- Description of the task -
Each line of the data that includes the string "acide" is to be copied out.

####################

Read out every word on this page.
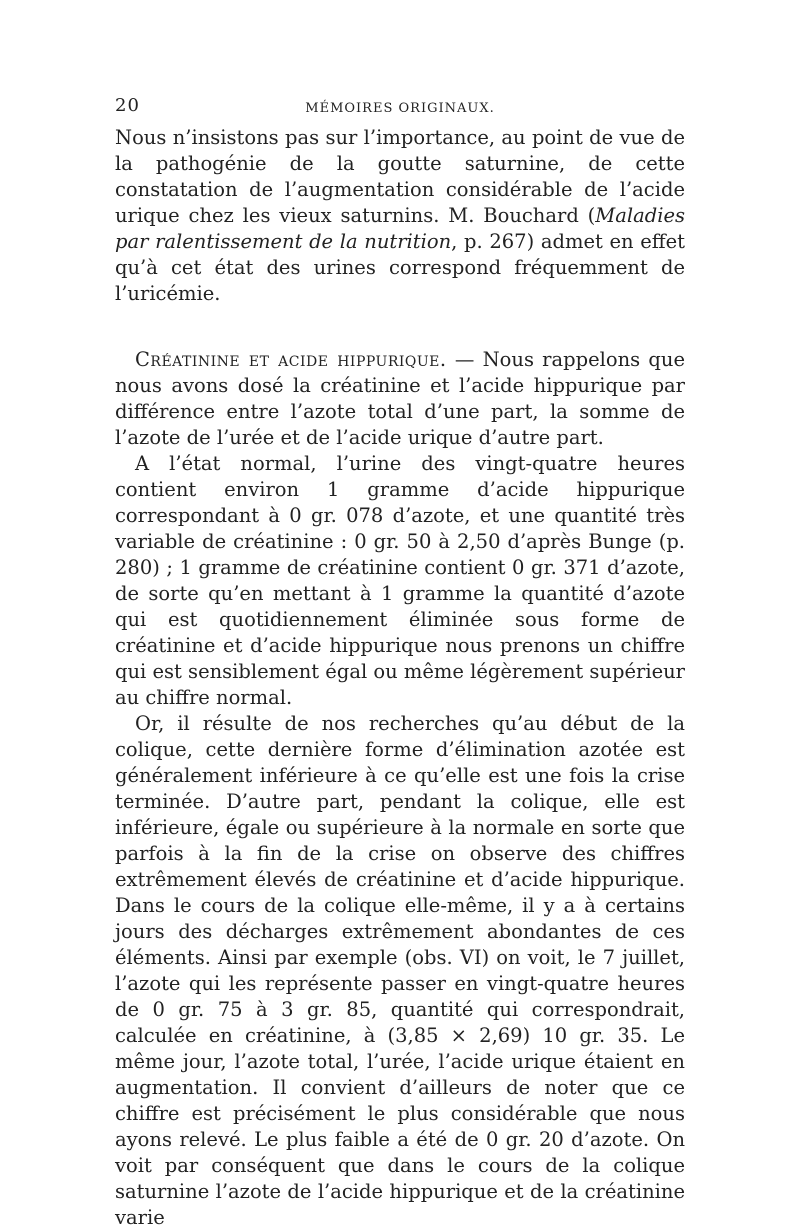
20	MÉMOIRES ORIGINAUX.

Nous n’insistons pas sur l’importance, au point de vue de la pathogénie de la goutte saturnine, de cette constatation de l’augmentation considérable de l’acide urique chez les vieux saturnins. M. Bouchard (Maladies par ralentissement de la nutrition, p. 267) admet en effet qu’à cet état des urines correspond fréquemment de l’uricémie.

Créatinine et acide hippurique. — Nous rappelons que nous avons dosé la créatinine et l’acide hippurique par différence entre l’azote total d’une part, la somme de l’azote de l’urée et de l’acide urique d’autre part.

A l’état normal, l’urine des vingt-quatre heures contient environ 1 gramme d’acide hippurique correspondant à 0 gr. 078 d’azote, et une quantité très variable de créatinine : 0 gr. 50 à 2,50 d’après Bunge (p. 280) ; 1 gramme de créatinine contient 0 gr. 371 d’azote, de sorte qu’en mettant à 1 gramme la quantité d’azote qui est quotidiennement éliminée sous forme de créatinine et d’acide hippurique nous prenons un chiffre qui est sensiblement égal ou même légèrement supérieur au chiffre normal.

Or, il résulte de nos recherches qu’au début de la colique, cette dernière forme d’élimination azotée est généralement inférieure à ce qu’elle est une fois la crise terminée. D’autre part, pendant la colique, elle est inférieure, égale ou supérieure à la normale en sorte que parfois à la fin de la crise on observe des chiffres extrêmement élevés de créatinine et d’acide hippurique. Dans le cours de la colique elle-même, il y a à certains jours des décharges extrêmement abondantes de ces éléments. Ainsi par exemple (obs. VI) on voit, le 7 juillet, l’azote qui les représente passer en vingt-quatre heures de 0 gr. 75 à 3 gr. 85, quantité qui correspondrait, calculée en créatinine, à (3,85 × 2,69) 10 gr. 35. Le même jour, l’azote total, l’urée, l’acide urique étaient en augmentation. Il convient d’ailleurs de noter que ce chiffre est précisément le plus considérable que nous ayons relevé. Le plus faible a été de 0 gr. 20 d’azote. On voit par conséquent que dans le cours de la colique saturnine l’azote de l’acide hippurique et de la créatinine varie
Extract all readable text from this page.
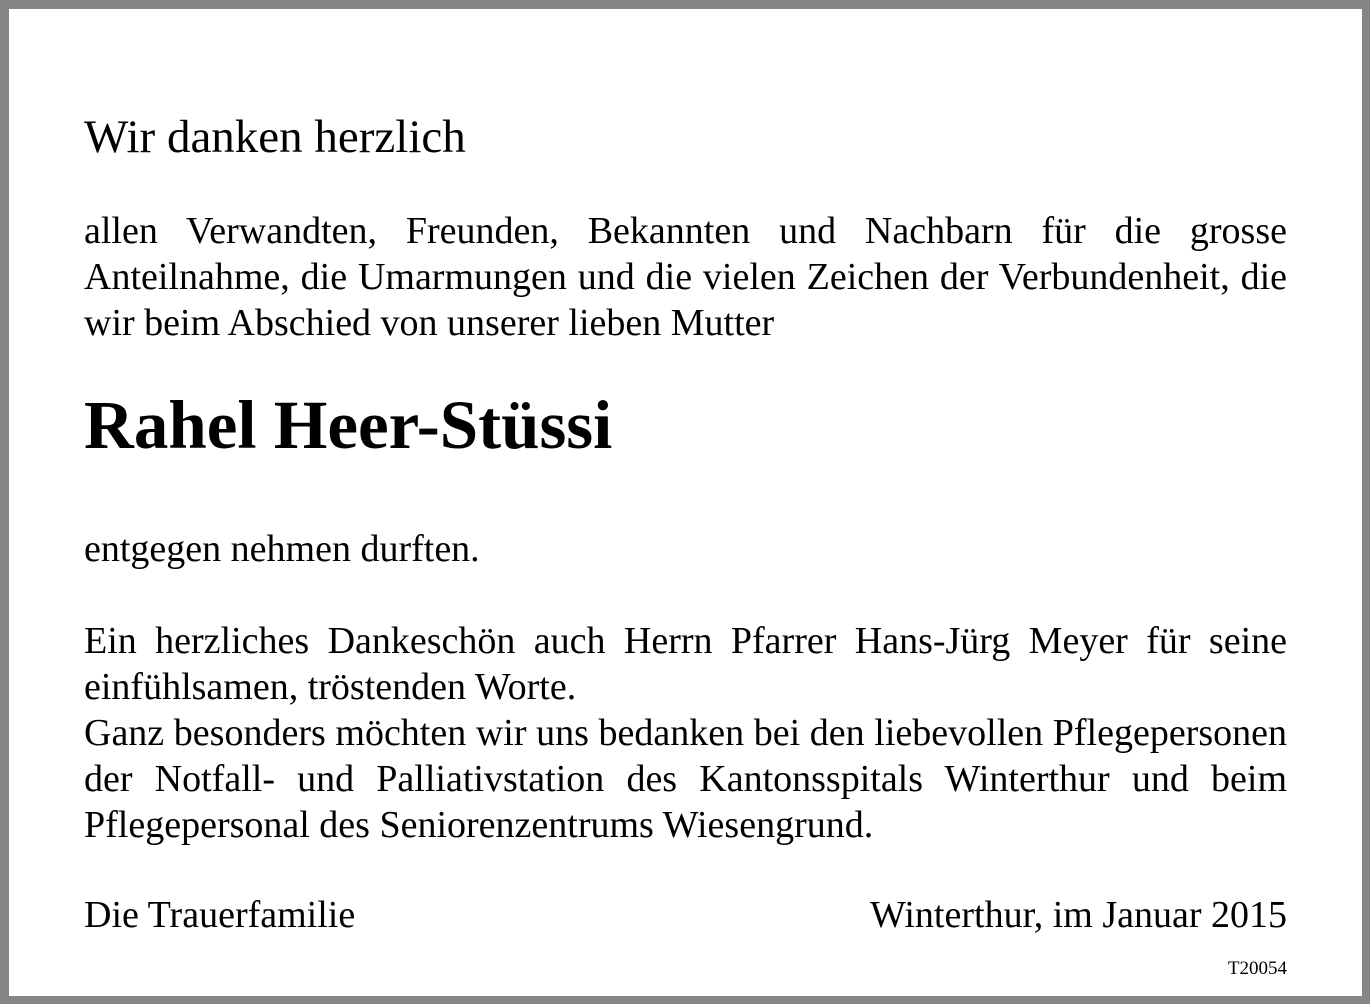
Wir danken herzlich

allen Verwandten, Freunden, Bekannten und Nachbarn für die grosse Anteilnahme, die Umarmungen und die vielen Zeichen der Verbundenheit, die wir beim Abschied von unserer lieben Mutter

Rahel Heer-Stüssi

entgegen nehmen durften.

Ein herzliches Dankeschön auch Herrn Pfarrer Hans-Jürg Meyer für seine einfühlsamen, tröstenden Worte.

Ganz besonders möchten wir uns bedanken bei den liebevollen Pflegepersonen der Notfall- und Palliativstation des Kantonsspitals Winterthur und beim Pflegepersonal des Seniorenzentrums Wiesengrund.

Die Trauerfamilie	Winterthur, im Januar 2015
T20054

####################

- Written solution -
Nous n’insistons pas sur l’importance, au point de vue de la pathogénie de la goutte saturnine, de cette constatation de l’augmentation considérable de l’acide urique chez les vieux saturnins. M. Bouchard (Maladies par ralentissement de la nutrition, p. 267) admet en effet qu’à cet état des urines correspond fréquemment de l’uricémie.
Créatinine et acide hippurique. — Nous rappelons que nous avons dosé la créatinine et l’acide hippurique par différence entre l’azote total d’une part, la somme de l’azote de l’urée et de l’acide urique d’autre part.
A l’état normal, l’urine des vingt-quatre heures contient environ 1 gramme d’acide hippurique correspondant à 0 gr. 078 d’azote, et une quantité très variable de créatinine : 0 gr. 50 à 2,50 d’après Bunge (p. 280) ; 1 gramme de créatinine contient 0 gr. 371 d’azote, de sorte qu’en mettant à 1 gramme la quantité d’azote qui est quotidiennement éliminée sous forme de créatinine et d’acide hippurique nous prenons un chiffre qui est sensiblement égal ou même légèrement supérieur au chiffre normal.
Or, il résulte de nos recherches qu’au début de la colique, cette dernière forme d’élimination azotée est généralement inférieure à ce qu’elle est une fois la crise terminée. D’autre part, pendant la colique, elle est inférieure, égale ou supérieure à la normale en sorte que parfois à la fin de la crise on observe des chiffres extrêmement élevés de créatinine et d’acide hippurique. Dans le cours de la colique elle-même, il y a à certains jours des décharges extrêmement abondantes de ces éléments. Ainsi par exemple (obs. VI) on voit, le 7 juillet, l’azote qui les représente passer en vingt-quatre heures de 0 gr. 75 à 3 gr. 85, quantité qui correspondrait, calculée en créatinine, à (3,85 × 2,69) 10 gr. 35. Le même jour, l’azote total, l’urée, l’acide urique étaient en augmentation. Il convient d’ailleurs de noter que ce chiffre est précisément le plus considérable que nous ayons relevé. Le plus faible a été de 0 gr. 20 d’azote. On voit par conséquent que dans le cours de la colique saturnine l’azote de l’acide hippurique et de la créatinine varie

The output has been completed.